**TEXTO PARA REVISIÓN**
↓↓↓

La ventana indiscreta
Hace ya ocho años que comencé mi colaboración
quincenal en El Periódico de Aragón. Creo que es momento de desconectar
ustedes y yo, porque observo que las reiteraciones y la finitud de mis enfoques
temáticos hacen prescindibles mis artículos. Todos necesitamos
retroalimentarnos, y más si se trata de alimento intelectual.
Es un buen momento para despedirse: fin de año,
comienzo de la vacunación covid, presupuestos nuevos para 2021 (por fin), ley
de eutanasia, nueva ley de educación. En definitiva, 2021 se presenta en España
con un horizonte esperanzado. Desde cualquier prisma que se mire hay que
reconocer que el Gobierno de España y el Parlamento han trabajado mucho y bien
durante este año pandémico. A pesar de la tragedia del covid-19, los logros
conseguidos han sido muchos e importantes. Quizás la larga lista de muertos y
afectados por la pandemia sea el terrible contrapunto a los logros políticos.

↑↑↑

**DATOS EXTRAÍDOS**
↓↓↓

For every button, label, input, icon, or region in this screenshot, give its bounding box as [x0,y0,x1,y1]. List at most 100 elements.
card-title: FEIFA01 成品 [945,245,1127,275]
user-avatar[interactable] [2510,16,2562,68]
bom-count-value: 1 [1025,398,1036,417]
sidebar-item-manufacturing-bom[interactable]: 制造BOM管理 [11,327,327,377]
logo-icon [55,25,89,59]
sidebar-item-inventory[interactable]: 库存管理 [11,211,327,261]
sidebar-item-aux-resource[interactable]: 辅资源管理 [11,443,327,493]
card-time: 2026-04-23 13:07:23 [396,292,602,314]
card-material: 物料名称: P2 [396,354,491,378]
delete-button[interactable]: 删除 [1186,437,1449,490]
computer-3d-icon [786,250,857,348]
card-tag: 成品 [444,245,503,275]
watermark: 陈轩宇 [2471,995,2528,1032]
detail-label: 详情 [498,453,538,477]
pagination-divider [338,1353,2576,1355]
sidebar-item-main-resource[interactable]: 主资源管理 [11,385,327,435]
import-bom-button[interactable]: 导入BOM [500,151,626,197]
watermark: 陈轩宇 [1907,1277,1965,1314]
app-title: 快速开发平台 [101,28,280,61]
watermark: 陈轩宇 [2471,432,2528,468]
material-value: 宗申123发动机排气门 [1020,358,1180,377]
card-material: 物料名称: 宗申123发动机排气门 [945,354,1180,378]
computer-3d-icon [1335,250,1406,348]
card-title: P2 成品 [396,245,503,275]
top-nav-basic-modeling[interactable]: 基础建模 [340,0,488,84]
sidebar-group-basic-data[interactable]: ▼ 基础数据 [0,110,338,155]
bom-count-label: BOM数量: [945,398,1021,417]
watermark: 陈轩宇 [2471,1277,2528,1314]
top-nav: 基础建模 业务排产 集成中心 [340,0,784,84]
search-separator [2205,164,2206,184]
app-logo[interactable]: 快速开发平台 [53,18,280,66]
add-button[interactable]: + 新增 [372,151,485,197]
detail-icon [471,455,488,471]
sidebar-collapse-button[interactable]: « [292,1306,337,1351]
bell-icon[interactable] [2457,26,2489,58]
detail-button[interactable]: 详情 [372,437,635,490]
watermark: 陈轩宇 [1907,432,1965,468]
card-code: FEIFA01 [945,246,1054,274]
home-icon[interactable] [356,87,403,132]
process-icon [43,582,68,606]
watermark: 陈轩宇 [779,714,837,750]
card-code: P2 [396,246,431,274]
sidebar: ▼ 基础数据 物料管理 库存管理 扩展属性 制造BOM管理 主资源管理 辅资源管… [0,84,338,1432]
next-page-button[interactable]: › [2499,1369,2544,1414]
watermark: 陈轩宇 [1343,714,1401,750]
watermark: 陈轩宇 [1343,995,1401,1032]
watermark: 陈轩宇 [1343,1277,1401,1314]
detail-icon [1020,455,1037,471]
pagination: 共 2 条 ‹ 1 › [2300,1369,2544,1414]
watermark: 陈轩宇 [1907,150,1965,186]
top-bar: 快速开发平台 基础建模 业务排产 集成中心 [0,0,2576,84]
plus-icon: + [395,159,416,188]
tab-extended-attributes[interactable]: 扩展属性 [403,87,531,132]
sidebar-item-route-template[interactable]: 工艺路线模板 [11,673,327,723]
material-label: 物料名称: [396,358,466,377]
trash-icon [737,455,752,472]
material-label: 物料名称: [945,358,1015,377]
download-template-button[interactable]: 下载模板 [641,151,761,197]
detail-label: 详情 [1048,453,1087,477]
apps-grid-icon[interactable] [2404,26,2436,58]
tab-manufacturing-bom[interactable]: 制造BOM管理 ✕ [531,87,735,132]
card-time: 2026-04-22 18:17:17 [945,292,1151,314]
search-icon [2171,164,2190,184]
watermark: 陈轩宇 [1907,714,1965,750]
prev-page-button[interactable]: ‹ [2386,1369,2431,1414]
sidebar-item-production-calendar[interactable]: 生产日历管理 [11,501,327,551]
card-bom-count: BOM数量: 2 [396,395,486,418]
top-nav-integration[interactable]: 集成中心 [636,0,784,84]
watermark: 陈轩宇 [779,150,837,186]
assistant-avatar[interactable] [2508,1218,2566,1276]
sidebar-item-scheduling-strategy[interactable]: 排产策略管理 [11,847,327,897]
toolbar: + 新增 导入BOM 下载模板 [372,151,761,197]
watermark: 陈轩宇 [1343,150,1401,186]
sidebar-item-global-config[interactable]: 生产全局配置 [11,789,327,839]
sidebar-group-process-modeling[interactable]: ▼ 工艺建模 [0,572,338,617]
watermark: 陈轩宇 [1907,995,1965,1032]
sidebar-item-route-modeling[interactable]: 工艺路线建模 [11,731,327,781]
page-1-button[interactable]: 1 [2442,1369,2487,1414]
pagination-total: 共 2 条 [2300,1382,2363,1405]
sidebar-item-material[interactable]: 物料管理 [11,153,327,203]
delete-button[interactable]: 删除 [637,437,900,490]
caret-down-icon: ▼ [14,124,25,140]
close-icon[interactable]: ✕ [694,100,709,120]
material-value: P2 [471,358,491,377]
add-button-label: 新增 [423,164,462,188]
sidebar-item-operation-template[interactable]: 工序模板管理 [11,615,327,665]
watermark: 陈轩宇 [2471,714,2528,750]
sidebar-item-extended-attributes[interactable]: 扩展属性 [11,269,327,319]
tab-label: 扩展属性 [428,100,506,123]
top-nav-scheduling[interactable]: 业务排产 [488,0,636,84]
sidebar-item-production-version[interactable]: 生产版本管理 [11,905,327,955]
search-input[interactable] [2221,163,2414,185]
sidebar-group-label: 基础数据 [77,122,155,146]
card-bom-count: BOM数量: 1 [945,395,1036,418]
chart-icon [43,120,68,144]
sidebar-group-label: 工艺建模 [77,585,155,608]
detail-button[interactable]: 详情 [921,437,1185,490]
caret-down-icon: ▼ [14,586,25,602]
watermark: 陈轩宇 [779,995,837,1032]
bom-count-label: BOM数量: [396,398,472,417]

↑↑↑

**INSTRUCCIONES**
- a) Según la columna de despedida, ¿desde hace cuánto tiempo y con qué frecuencia se publica esta colaboración en El Periódico de Aragón?
- b) Retoma la columna de despedida y continúala a partir de la última oración que aparece.

**RESPUESTAS ESCRITAS**
- a) Desde hace ocho años, con una frecuencia quincenal.

- b)
Y, sin embargo, hay una atmósfera bronca y conflictiva
en España. Y no solo es por la fatiga pandémica, que también, sino porque la
dialéctica política es de tono rastrero y los logros no se miran desde una
perspectiva común sino desde la envidia cainita que piensa que lo bueno que
consiga el rival es malo para mí. Ese electoralismo barriobajero que impide
cualquier acuerdo, incluso en medio de una tragedia como la de este año que
acaba.
El gran hallazgo de la política, desde la Modernidad hasta
hoy, se llama Estado. El Estado es el concepto y la realidad que da sentido a
todo en la convivencia social y política de una sociedad. Y el Estado lo conforman
las diversas instituciones, dirigidas por una representación política que los
ciudadanos han elegido para que gestionen los asuntos públicos. Unas veces un
partido está en el gobierno de una institución y otras veces está en la
oposición. Desde los dos lados se coadyuva al buen funcionamiento del Estado y
desde los dos lados se adquiere responsabilidad de Estado.
Precisamente hace muy pocos días (el 17 de diciembre)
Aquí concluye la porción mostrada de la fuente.